*A fazer*
[1] Responda com base no trecho sobre os protestos contra Temer:
(a) Diante de que local os manifestantes que saíram da praça da Sé interromperam a marcha?
(b) Desde que ano o Grito dos Excluídos se repete?
(c) Até que ano os parlamentares candidatos a prefeituras querem adiar o envio do projeto que eleva a idade mínima para aposentadoria?
[2] Prolongue o trecho sobre os protestos contra Temer a partir da última frase apresentada.

*Trecho*
═══
Cerca de 20 mil pessoas, que se auto-convocaram a partir de uma mensagem singela em redes sociais e caminhavam desde a praça da Sé, interromperam sua marcha diante do escritório da Presidência da República, na esquina com a Rua Augusta.

 

Por volta das 16h, o expoente de um pequeno grupo, a Esquerda Marxista, dirigiu-se aos manifestantes – a grande maioria, muito jovens. Não tinha nem carro de som, nem microfone. Falava e suas palavras eram repetidas, em sucessivas ondas de jogral. Propôs o compromisso de todos com um novo protesto, no domingo seguinte, dia 11.  Foi ovacionado – e é provável, como se verá, que iniciativas semelhantes espalhem-se por todo o País. Convocou todos a não aceitar os atos do governo ilegítimo e a não descansar, enquanto este não cair. Cerca de 60 mil pessoas responderam ao chamado.

 

A maré contra o governo golpista cresce com enorme rapidez desde que mais de cem mil pessoas desafiaram uma proibição inicial da Polícia Militar e tomaram a mesma Avenida Paulista, em 4 de setembro. O feriado de Sete de Setembro disseminou a resistência. Novos protestos ocorreram em 26 Estados e em Brasília. O Grito dos Excluídos – uma celebração das pastorais católicas por direitos e igualdade, que se repete desde 1995 – foi o convocador. http://bit.ly/2c3ZRFE

 

Mas ao contrário do que ocorre normalmente, as manifestações reuniram milhares de pessoas e focaram, de modo explícito, na queda de Temer. Tudo indica que a espiral crescente adquiriu agora novo ritmo. Como se não bastasse, o presidente ilegítimo foi vaiado nos dois grandes eventos sem conotação política, a que compareceu na data comemorativa: o desfile da Independência, em Brasília, e a abertura das Paraolimpíadas, no Estádio do Maracanã, Rio. A direção dos fatos é clara.

 

Ao exporem a impopularidade do presidente, aliás, as manifestações já estão abrindo fissuras em sua base política de apoio e dificultando a aplicação de seu programa de contra-reformas. A primeira crise dá-se em torno da retirada de direitos previdenciários. Dezenas de parlamentares, que concorrerão a prefeituras passaram a pressionar o governo para que adie até 2017 o envio do projeto que eleva a idade mínima para aposentadoria.

 

Temem ser devastados pela impopularidade da medida. No PSDB, mais diretamente ligado ao capital financeiro, ocorre movimento oposto.
═══
*Material listado*

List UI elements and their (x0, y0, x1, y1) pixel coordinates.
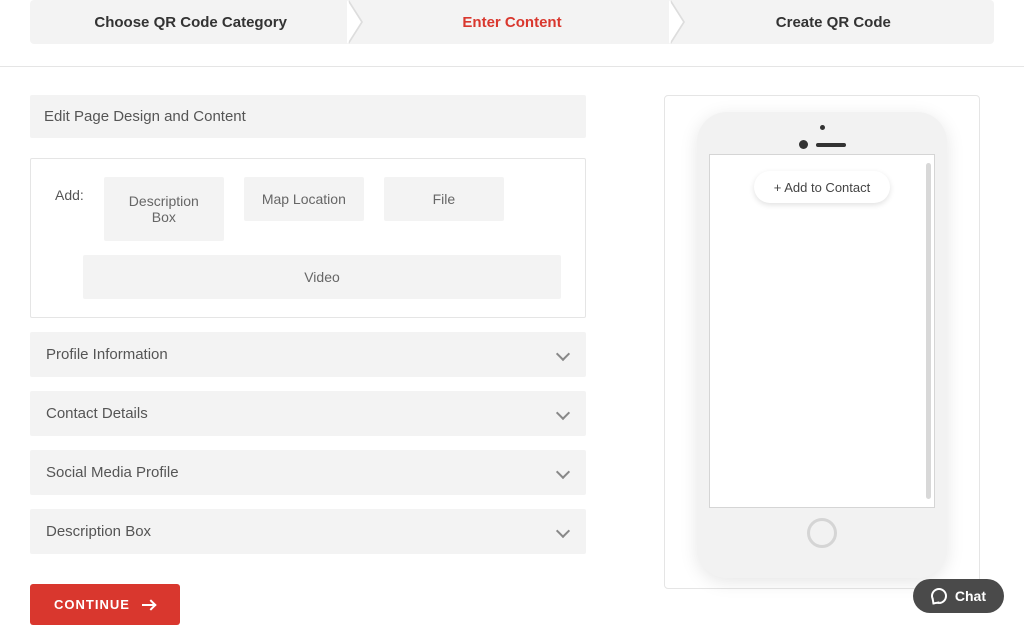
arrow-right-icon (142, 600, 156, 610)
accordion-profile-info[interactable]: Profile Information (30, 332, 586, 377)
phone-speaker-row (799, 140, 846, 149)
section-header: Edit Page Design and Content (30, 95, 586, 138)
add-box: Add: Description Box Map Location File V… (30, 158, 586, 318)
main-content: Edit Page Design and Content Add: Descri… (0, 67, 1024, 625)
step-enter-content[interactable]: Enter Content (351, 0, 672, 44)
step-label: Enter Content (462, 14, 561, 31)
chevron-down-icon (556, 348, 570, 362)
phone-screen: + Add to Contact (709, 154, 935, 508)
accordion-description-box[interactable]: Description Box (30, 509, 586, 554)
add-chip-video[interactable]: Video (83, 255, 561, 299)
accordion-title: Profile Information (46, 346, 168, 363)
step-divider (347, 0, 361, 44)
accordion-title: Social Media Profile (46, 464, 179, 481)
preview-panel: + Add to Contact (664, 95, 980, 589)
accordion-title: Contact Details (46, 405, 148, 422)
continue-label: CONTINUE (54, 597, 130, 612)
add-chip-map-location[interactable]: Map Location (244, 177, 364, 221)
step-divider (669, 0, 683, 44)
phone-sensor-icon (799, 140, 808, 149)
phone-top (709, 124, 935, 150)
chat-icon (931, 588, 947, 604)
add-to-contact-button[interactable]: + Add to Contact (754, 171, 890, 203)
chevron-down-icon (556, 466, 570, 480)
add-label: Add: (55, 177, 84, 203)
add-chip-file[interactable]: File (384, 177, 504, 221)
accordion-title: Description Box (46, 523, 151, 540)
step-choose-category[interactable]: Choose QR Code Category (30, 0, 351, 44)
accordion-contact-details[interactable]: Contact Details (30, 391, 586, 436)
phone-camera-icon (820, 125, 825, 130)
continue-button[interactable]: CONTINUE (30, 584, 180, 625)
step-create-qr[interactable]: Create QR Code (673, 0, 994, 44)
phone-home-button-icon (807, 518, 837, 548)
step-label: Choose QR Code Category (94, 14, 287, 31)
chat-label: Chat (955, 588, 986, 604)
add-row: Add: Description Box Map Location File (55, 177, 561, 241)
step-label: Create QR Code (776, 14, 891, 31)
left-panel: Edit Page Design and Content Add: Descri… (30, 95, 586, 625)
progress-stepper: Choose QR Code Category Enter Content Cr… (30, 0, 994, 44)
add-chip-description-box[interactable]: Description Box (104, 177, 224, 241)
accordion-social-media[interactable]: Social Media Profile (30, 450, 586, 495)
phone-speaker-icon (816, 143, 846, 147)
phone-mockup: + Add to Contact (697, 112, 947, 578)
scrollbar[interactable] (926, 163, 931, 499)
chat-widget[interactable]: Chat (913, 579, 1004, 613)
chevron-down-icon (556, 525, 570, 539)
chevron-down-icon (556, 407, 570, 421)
═══
*Respostas às tarefas*
[1]
(a) Diante do escritório da Presidência da República, na esquina com a Rua Augusta.
(b) Desde 1995.
(c) Até 2017.

[2]
Depois de baixar em São Paulo na segunda-feira 5 para reuniões de urgência com Geraldo Alckmin e o ex-presidente Fernando Henrique Cardoso, o senador Aécio Neves deu o recado: quer o projeto enviado ao Congresso já. Um dia depois, Temer parecia disposto a atendê-lo – sem convencer, porém, o presidente da Câmara, Rodrigo Maia. Para este, tornar público o ataque agora “não é inteligente e é inútil”…

 

Os riscos de perda de sustentabilidade do governo, que até há uma semana eram miragem, tornaram-se reais. Tanto é que levaram FHC – uma espécie de referência comum do bloco conservador – a fazer um alerta. Entrevistado pelo repórter Josias de Souza, ele reconheceu a fragilidade do governo Temer e o tratou com desdém: “não é uma ponte, é uma pinguela”.

 

Porém, conclamou as elites a defendê-lo. “Mas, se quebrar a pinguela, cai no rio. É pior. Então, nós temos que apostar que vamos atravessar essa pinguela e vamos chegar do outro lado do rio.”

 

Subitamente, um cenário em que apareciam apenas nuvens carregadas, voltou a se abrir. Agora, um vasto leque de desfechos é mais uma vez possível. Ele inclui desde um ataque mais duro às próprias liberdades civis, com laivos de fascismo, até a queda de Temer e a convocação de novas eleições – além de múltiplas soluções intermediárias.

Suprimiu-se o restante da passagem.